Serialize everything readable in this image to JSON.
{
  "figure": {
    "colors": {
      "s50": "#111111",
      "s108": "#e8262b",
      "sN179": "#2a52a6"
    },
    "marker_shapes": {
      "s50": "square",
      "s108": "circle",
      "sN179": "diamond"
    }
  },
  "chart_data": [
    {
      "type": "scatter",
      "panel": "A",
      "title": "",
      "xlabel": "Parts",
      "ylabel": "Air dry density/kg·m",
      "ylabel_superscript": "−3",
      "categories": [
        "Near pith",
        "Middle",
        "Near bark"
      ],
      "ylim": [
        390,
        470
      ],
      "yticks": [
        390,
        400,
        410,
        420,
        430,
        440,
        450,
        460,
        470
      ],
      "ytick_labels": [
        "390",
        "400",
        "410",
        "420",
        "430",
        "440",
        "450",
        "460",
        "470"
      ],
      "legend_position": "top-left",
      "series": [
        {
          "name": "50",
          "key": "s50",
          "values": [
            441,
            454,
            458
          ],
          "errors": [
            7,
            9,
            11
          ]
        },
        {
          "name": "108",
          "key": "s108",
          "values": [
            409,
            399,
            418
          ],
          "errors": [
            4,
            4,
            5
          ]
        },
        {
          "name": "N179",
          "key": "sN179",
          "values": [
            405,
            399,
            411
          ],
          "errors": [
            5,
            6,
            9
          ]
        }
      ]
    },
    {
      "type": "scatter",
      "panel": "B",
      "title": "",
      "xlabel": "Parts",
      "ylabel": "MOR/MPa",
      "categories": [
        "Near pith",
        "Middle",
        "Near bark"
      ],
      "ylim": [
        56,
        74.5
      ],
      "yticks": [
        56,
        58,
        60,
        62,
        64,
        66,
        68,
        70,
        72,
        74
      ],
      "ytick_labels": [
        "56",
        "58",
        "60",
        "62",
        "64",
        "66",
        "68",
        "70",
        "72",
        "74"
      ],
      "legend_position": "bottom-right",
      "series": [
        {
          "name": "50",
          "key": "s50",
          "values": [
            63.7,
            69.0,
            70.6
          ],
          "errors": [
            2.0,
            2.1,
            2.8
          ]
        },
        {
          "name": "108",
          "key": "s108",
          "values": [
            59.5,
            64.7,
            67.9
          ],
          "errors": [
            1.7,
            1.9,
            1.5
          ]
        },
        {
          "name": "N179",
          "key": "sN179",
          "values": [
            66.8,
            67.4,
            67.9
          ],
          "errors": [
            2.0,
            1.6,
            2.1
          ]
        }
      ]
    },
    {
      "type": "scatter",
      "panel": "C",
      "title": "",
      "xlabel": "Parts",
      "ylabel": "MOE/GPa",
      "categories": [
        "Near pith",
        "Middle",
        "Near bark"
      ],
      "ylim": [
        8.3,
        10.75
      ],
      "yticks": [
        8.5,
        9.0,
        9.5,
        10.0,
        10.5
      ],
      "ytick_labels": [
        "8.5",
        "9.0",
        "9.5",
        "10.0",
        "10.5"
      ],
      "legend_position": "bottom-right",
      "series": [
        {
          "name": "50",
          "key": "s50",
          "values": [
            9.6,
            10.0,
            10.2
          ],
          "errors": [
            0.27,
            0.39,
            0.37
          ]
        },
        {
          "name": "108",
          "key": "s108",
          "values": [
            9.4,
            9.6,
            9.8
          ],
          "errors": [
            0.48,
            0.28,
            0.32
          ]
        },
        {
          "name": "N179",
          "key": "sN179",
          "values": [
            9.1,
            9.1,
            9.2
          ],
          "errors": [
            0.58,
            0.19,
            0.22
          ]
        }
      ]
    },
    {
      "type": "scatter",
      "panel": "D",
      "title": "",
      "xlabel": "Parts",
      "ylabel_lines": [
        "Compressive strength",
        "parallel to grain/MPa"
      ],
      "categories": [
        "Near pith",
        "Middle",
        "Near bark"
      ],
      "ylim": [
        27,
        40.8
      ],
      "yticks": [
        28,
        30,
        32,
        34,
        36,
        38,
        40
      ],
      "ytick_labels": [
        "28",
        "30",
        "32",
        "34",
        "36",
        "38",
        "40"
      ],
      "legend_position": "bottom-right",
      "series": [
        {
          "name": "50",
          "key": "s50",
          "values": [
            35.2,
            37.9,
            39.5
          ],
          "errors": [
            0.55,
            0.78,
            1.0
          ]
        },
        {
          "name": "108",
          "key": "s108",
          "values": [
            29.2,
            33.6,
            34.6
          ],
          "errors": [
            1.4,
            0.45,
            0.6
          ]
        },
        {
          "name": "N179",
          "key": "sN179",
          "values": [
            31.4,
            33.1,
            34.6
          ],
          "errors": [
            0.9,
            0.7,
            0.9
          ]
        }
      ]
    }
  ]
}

■ ■ ■ ■ ■

[TASK DETAILS] Copy each record from above exactly, and include every line.

[FULL ANSWER]
Serialize everything readable in this image to JSON.
{
  "figure": {
    "colors": {
      "s50": "#111111",
      "s108": "#e8262b",
      "sN179": "#2a52a6"
    },
    "marker_shapes": {
      "s50": "square",
      "s108": "circle",
      "sN179": "diamond"
    }
  },
  "chart_data": [
    {
      "type": "scatter",
      "panel": "A",
      "title": "",
      "xlabel": "Parts",
      "ylabel": "Air dry density/kg·m",
      "ylabel_superscript": "−3",
      "categories": [
        "Near pith",
        "Middle",
        "Near bark"
      ],
      "ylim": [
        390,
        470
      ],
      "yticks": [
        390,
        400,
        410,
        420,
        430,
        440,
        450,
        460,
        470
      ],
      "ytick_labels": [
        "390",
        "400",
        "410",
        "420",
        "430",
        "440",
        "450",
        "460",
        "470"
      ],
      "legend_position": "top-left",
      "series": [
        {
          "name": "50",
          "key": "s50",
          "values": [
            441,
            454,
            458
          ],
          "errors": [
            7,
            9,
            11
          ]
        },
        {
          "name": "108",
          "key": "s108",
          "values": [
            409,
            399,
            418
          ],
          "errors": [
            4,
            4,
            5
          ]
        },
        {
          "name": "N179",
          "key": "sN179",
          "values": [
            405,
            399,
            411
          ],
          "errors": [
            5,
            6,
            9
          ]
        }
      ]
    },
    {
      "type": "scatter",
      "panel": "B",
      "title": "",
      "xlabel": "Parts",
      "ylabel": "MOR/MPa",
      "categories": [
        "Near pith",
        "Middle",
        "Near bark"
      ],
      "ylim": [
        56,
        74.5
      ],
      "yticks": [
        56,
        58,
        60,
        62,
        64,
        66,
        68,
        70,
        72,
        74
      ],
      "ytick_labels": [
        "56",
        "58",
        "60",
        "62",
        "64",
        "66",
        "68",
        "70",
        "72",
        "74"
      ],
      "legend_position": "bottom-right",
      "series": [
        {
          "name": "50",
          "key": "s50",
          "values": [
            63.7,
            69.0,
            70.6
          ],
          "errors": [
            2.0,
            2.1,
            2.8
          ]
        },
        {
          "name": "108",
          "key": "s108",
          "values": [
            59.5,
            64.7,
            67.9
          ],
          "errors": [
            1.7,
            1.9,
            1.5
          ]
        },
        {
          "name": "N179",
          "key": "sN179",
          "values": [
            66.8,
            67.4,
            67.9
          ],
          "errors": [
            2.0,
            1.6,
            2.1
          ]
        }
      ]
    },
    {
      "type": "scatter",
      "panel": "C",
      "title": "",
      "xlabel": "Parts",
      "ylabel": "MOE/GPa",
      "categories": [
        "Near pith",
        "Middle",
        "Near bark"
      ],
      "ylim": [
        8.3,
        10.75
      ],
      "yticks": [
        8.5,
        9.0,
        9.5,
        10.0,
        10.5
      ],
      "ytick_labels": [
        "8.5",
        "9.0",
        "9.5",
        "10.0",
        "10.5"
      ],
      "legend_position": "bottom-right",
      "series": [
        {
          "name": "50",
          "key": "s50",
          "values": [
            9.6,
            10.0,
            10.2
          ],
          "errors": [
            0.27,
            0.39,
            0.37
          ]
        },
        {
          "name": "108",
          "key": "s108",
          "values": [
            9.4,
            9.6,
            9.8
          ],
          "errors": [
            0.48,
            0.28,
            0.32
          ]
        },
        {
          "name": "N179",
          "key": "sN179",
          "values": [
            9.1,
            9.1,
            9.2
          ],
          "errors": [
            0.58,
            0.19,
            0.22
          ]
        }
      ]
    },
    {
      "type": "scatter",
      "panel": "D",
      "title": "",
      "xlabel": "Parts",
      "ylabel_lines": [
        "Compressive strength",
        "parallel to grain/MPa"
      ],
      "categories": [
        "Near pith",
        "Middle",
        "Near bark"
      ],
      "ylim": [
        27,
        40.8
      ],
      "yticks": [
        28,
        30,
        32,
        34,
        36,
        38,
        40
      ],
      "ytick_labels": [
        "28",
        "30",
        "32",
        "34",
        "36",
        "38",
        "40"
      ],
      "legend_position": "bottom-right",
      "series": [
        {
          "name": "50",
          "key": "s50",
          "values": [
            35.2,
            37.9,
            39.5
          ],
          "errors": [
            0.55,
            0.78,
            1.0
          ]
        },
        {
          "name": "108",
          "key": "s108",
          "values": [
            29.2,
            33.6,
            34.6
          ],
          "errors": [
            1.4,
            0.45,
            0.6
          ]
        },
        {
          "name": "N179",
          "key": "sN179",
          "values": [
            31.4,
            33.1,
            34.6
          ],
          "errors": [
            0.9,
            0.7,
            0.9
          ]
        }
      ]
    }
  ]
}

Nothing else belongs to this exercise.